** START OF MATERIAL PROVIDED **
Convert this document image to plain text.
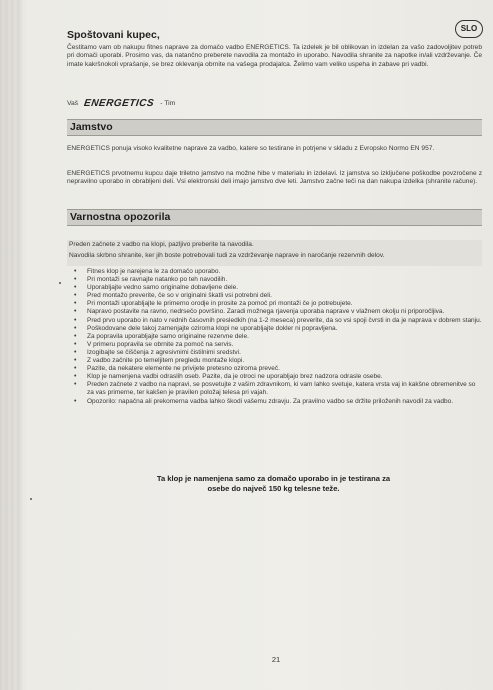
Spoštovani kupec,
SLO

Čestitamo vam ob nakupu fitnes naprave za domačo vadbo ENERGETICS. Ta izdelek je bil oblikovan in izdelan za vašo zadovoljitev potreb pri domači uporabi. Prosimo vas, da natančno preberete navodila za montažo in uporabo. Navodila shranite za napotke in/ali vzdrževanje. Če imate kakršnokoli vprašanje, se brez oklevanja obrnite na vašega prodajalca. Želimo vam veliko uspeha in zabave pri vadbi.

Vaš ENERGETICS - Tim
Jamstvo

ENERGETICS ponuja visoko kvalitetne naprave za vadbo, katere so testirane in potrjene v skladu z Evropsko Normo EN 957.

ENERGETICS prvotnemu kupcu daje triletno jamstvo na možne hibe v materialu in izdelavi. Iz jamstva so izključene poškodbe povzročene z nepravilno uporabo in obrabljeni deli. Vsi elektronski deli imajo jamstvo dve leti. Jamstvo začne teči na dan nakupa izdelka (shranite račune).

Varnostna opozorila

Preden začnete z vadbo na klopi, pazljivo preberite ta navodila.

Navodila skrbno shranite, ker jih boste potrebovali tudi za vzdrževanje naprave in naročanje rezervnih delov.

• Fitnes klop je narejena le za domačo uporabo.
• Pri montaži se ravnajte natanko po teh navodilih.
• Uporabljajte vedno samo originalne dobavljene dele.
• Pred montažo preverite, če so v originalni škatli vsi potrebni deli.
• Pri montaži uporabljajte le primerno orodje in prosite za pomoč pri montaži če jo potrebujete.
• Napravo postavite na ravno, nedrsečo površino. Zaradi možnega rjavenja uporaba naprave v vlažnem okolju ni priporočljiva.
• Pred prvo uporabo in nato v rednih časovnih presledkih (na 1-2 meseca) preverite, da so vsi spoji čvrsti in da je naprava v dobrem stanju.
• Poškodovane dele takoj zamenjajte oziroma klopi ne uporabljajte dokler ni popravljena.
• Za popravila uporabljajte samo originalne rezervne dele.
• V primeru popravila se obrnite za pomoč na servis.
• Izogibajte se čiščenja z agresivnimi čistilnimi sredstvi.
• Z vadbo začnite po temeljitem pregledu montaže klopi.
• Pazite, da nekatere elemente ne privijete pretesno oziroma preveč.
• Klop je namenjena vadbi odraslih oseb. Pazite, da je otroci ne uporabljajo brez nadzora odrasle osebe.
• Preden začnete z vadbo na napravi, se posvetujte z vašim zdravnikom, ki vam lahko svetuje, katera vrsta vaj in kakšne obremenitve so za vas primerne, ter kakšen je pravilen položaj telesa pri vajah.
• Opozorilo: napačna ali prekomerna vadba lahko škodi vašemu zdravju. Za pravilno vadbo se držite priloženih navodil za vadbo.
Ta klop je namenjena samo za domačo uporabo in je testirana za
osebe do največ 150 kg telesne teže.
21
** END OF MATERIAL PROVIDED **
## WORK TO DO
Every record must be copied exactly, with images dropped from the result.

## WRITTEN ANSWER
Convert this document image to plain text.
Spoštovani kupec,
SLO

Čestitamo vam ob nakupu fitnes naprave za domačo vadbo ENERGETICS. Ta izdelek je bil oblikovan in izdelan za vašo zadovoljitev potreb pri domači uporabi. Prosimo vas, da natančno preberete navodila za montažo in uporabo. Navodila shranite za napotke in/ali vzdrževanje. Če imate kakršnokoli vprašanje, se brez oklevanja obrnite na vašega prodajalca. Želimo vam veliko uspeha in zabave pri vadbi.

Vaš ENERGETICS - Tim
Jamstvo

ENERGETICS ponuja visoko kvalitetne naprave za vadbo, katere so testirane in potrjene v skladu z Evropsko Normo EN 957.

ENERGETICS prvotnemu kupcu daje triletno jamstvo na možne hibe v materialu in izdelavi. Iz jamstva so izključene poškodbe povzročene z nepravilno uporabo in obrabljeni deli. Vsi elektronski deli imajo jamstvo dve leti. Jamstvo začne teči na dan nakupa izdelka (shranite račune).

Varnostna opozorila

Preden začnete z vadbo na klopi, pazljivo preberite ta navodila.

Navodila skrbno shranite, ker jih boste potrebovali tudi za vzdrževanje naprave in naročanje rezervnih delov.

• Fitnes klop je narejena le za domačo uporabo.
• Pri montaži se ravnajte natanko po teh navodilih.
• Uporabljajte vedno samo originalne dobavljene dele.
• Pred montažo preverite, če so v originalni škatli vsi potrebni deli.
• Pri montaži uporabljajte le primerno orodje in prosite za pomoč pri montaži če jo potrebujete.
• Napravo postavite na ravno, nedrsečo površino. Zaradi možnega rjavenja uporaba naprave v vlažnem okolju ni priporočljiva.
• Pred prvo uporabo in nato v rednih časovnih presledkih (na 1-2 meseca) preverite, da so vsi spoji čvrsti in da je naprava v dobrem stanju.
• Poškodovane dele takoj zamenjajte oziroma klopi ne uporabljajte dokler ni popravljena.
• Za popravila uporabljajte samo originalne rezervne dele.
• V primeru popravila se obrnite za pomoč na servis.
• Izogibajte se čiščenja z agresivnimi čistilnimi sredstvi.
• Z vadbo začnite po temeljitem pregledu montaže klopi.
• Pazite, da nekatere elemente ne privijete pretesno oziroma preveč.
• Klop je namenjena vadbi odraslih oseb. Pazite, da je otroci ne uporabljajo brez nadzora odrasle osebe.
• Preden začnete z vadbo na napravi, se posvetujte z vašim zdravnikom, ki vam lahko svetuje, katera vrsta vaj in kakšne obremenitve so za vas primerne, ter kakšen je pravilen položaj telesa pri vajah.
• Opozorilo: napačna ali prekomerna vadba lahko škodi vašemu zdravju. Za pravilno vadbo se držite priloženih navodil za vadbo.
Ta klop je namenjena samo za domačo uporabo in je testirana za
osebe do največ 150 kg telesne teže.
21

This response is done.